> Obiettivo: Riporta tutti i dati seguenti come elenco numerato, saltando le righe vuote.
· · ·
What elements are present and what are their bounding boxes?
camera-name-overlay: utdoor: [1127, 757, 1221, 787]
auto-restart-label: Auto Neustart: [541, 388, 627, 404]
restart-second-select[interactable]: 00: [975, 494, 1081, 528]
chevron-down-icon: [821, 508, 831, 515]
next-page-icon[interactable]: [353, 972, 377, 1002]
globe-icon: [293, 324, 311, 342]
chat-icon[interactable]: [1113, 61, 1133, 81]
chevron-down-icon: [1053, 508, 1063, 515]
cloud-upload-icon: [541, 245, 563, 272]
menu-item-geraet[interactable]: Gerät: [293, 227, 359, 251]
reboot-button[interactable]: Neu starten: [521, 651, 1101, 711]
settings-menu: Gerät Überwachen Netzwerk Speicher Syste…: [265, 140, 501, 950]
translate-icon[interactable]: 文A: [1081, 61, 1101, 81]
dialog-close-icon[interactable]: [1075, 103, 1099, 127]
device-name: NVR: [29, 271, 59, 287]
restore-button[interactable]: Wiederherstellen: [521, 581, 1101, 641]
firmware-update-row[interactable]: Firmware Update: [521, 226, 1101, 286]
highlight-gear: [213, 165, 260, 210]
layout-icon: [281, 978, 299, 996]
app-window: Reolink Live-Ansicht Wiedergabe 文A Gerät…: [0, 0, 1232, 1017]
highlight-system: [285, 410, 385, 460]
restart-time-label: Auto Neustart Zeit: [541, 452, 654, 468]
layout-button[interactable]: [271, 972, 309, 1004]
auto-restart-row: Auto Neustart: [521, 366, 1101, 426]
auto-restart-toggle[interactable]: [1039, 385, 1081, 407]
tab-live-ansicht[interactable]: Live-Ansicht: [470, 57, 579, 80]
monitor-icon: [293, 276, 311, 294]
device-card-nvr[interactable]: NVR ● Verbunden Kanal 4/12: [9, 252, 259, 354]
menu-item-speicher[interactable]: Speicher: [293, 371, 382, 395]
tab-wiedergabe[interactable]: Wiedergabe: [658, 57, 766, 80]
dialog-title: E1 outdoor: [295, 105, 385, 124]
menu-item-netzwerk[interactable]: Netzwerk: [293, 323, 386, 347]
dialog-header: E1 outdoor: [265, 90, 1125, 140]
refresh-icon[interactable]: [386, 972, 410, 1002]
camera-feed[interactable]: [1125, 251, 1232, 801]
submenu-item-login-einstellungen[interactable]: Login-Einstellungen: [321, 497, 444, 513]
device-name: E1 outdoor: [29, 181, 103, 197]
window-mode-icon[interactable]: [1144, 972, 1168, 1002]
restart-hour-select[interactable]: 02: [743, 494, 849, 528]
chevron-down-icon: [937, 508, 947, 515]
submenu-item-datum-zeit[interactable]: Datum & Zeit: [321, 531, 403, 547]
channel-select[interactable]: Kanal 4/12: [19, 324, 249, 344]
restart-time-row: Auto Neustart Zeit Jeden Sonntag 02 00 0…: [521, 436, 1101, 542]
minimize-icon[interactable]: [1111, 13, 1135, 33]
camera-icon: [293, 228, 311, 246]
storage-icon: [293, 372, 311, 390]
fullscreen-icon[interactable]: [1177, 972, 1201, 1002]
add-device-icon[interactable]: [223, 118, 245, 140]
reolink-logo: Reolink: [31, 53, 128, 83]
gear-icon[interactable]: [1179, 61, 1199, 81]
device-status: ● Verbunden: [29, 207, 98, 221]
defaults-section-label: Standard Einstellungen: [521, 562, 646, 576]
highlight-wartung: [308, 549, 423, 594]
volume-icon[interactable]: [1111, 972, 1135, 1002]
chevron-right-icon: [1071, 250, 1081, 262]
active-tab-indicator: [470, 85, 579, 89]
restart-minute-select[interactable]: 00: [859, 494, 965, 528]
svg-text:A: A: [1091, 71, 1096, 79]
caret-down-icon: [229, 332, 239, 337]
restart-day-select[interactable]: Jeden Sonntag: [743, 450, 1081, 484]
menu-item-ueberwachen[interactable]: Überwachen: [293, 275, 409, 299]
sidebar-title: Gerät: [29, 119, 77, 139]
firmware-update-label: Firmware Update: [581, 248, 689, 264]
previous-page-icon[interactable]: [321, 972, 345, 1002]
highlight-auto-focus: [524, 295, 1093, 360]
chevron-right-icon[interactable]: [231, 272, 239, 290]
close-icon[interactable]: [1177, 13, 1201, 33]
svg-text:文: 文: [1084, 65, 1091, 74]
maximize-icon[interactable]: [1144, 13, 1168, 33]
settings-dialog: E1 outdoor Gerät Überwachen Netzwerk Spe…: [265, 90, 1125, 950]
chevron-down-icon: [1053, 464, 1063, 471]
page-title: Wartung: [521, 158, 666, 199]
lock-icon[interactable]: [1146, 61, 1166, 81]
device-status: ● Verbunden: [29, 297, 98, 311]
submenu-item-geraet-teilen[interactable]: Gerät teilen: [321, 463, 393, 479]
· · ·
> Risposta:
1. What elements are present and what are their bounding boxes?
2. camera-name-overlay: utdoor: [1127, 757, 1221, 787]
3. auto-restart-label: Auto Neustart: [541, 388, 627, 404]
4. restart-second-select[interactable]: 00: [975, 494, 1081, 528]
5. chevron-down-icon: [821, 508, 831, 515]
6. next-page-icon[interactable]: [353, 972, 377, 1002]
7. globe-icon: [293, 324, 311, 342]
8. chat-icon[interactable]: [1113, 61, 1133, 81]
9. chevron-down-icon: [1053, 508, 1063, 515]
10. cloud-upload-icon: [541, 245, 563, 272]
11. menu-item-geraet[interactable]: Gerät: [293, 227, 359, 251]
12. reboot-button[interactable]: Neu starten: [521, 651, 1101, 711]
13. settings-menu: Gerät Überwachen Netzwerk Speicher Syste…: [265, 140, 501, 950]
14. translate-icon[interactable]: 文A: [1081, 61, 1101, 81]
15. dialog-close-icon[interactable]: [1075, 103, 1099, 127]
16. device-name: NVR: [29, 271, 59, 287]
17. restore-button[interactable]: Wiederherstellen: [521, 581, 1101, 641]
18. firmware-update-row[interactable]: Firmware Update: [521, 226, 1101, 286]
19. highlight-gear: [213, 165, 260, 210]
20. layout-icon: [281, 978, 299, 996]
21. app-window: Reolink Live-Ansicht Wiedergabe 文A Gerät…: [0, 0, 1232, 1017]
22. highlight-system: [285, 410, 385, 460]
23. restart-time-label: Auto Neustart Zeit: [541, 452, 654, 468]
24. layout-button[interactable]: [271, 972, 309, 1004]
25. auto-restart-row: Auto Neustart: [521, 366, 1101, 426]
26. auto-restart-toggle[interactable]: [1039, 385, 1081, 407]
27. tab-live-ansicht[interactable]: Live-Ansicht: [470, 57, 579, 80]
28. monitor-icon: [293, 276, 311, 294]
29. device-card-nvr[interactable]: NVR ● Verbunden Kanal 4/12: [9, 252, 259, 354]
30. menu-item-speicher[interactable]: Speicher: [293, 371, 382, 395]
31. tab-wiedergabe[interactable]: Wiedergabe: [658, 57, 766, 80]
32. dialog-title: E1 outdoor: [295, 105, 385, 124]
33. menu-item-netzwerk[interactable]: Netzwerk: [293, 323, 386, 347]
34. dialog-header: E1 outdoor: [265, 90, 1125, 140]
35. refresh-icon[interactable]: [386, 972, 410, 1002]
36. camera-feed[interactable]: [1125, 251, 1232, 801]
37. submenu-item-login-einstellungen[interactable]: Login-Einstellungen: [321, 497, 444, 513]
38. device-name: E1 outdoor: [29, 181, 103, 197]
39. window-mode-icon[interactable]: [1144, 972, 1168, 1002]
40. restart-hour-select[interactable]: 02: [743, 494, 849, 528]
41. chevron-down-icon: [937, 508, 947, 515]
42. submenu-item-datum-zeit[interactable]: Datum & Zeit: [321, 531, 403, 547]
43. channel-select[interactable]: Kanal 4/12: [19, 324, 249, 344]
44. restart-time-row: Auto Neustart Zeit Jeden Sonntag 02 00 0…: [521, 436, 1101, 542]
45. minimize-icon[interactable]: [1111, 13, 1135, 33]
46. camera-icon: [293, 228, 311, 246]
47. storage-icon: [293, 372, 311, 390]
48. fullscreen-icon[interactable]: [1177, 972, 1201, 1002]
49. add-device-icon[interactable]: [223, 118, 245, 140]
50. reolink-logo: Reolink: [31, 53, 128, 83]
51. gear-icon[interactable]: [1179, 61, 1199, 81]
52. device-status: ● Verbunden: [29, 207, 98, 221]
53. defaults-section-label: Standard Einstellungen: [521, 562, 646, 576]
54. highlight-wartung: [308, 549, 423, 594]
55. volume-icon[interactable]: [1111, 972, 1135, 1002]
56. chevron-right-icon: [1071, 250, 1081, 262]
57. active-tab-indicator: [470, 85, 579, 89]
58. restart-minute-select[interactable]: 00: [859, 494, 965, 528]
59. svg-text:A: A: [1091, 71, 1096, 79]
60. caret-down-icon: [229, 332, 239, 337]
61. restart-day-select[interactable]: Jeden Sonntag: [743, 450, 1081, 484]
62. menu-item-ueberwachen[interactable]: Überwachen: [293, 275, 409, 299]
63. sidebar-title: Gerät: [29, 119, 77, 139]
64. firmware-update-label: Firmware Update: [581, 248, 689, 264]
65. previous-page-icon[interactable]: [321, 972, 345, 1002]
66. highlight-auto-focus: [524, 295, 1093, 360]
67. chevron-right-icon[interactable]: [231, 272, 239, 290]
68. close-icon[interactable]: [1177, 13, 1201, 33]
69. svg-text:文: 文: [1084, 65, 1091, 74]
70. maximize-icon[interactable]: [1144, 13, 1168, 33]
71. settings-dialog: E1 outdoor Gerät Überwachen Netzwerk Spe…: [265, 90, 1125, 950]
72. chevron-down-icon: [1053, 464, 1063, 471]
73. page-title: Wartung: [521, 158, 666, 199]
74. lock-icon[interactable]: [1146, 61, 1166, 81]
75. device-status: ● Verbunden: [29, 297, 98, 311]
76. submenu-item-geraet-teilen[interactable]: Gerät teilen: [321, 463, 393, 479]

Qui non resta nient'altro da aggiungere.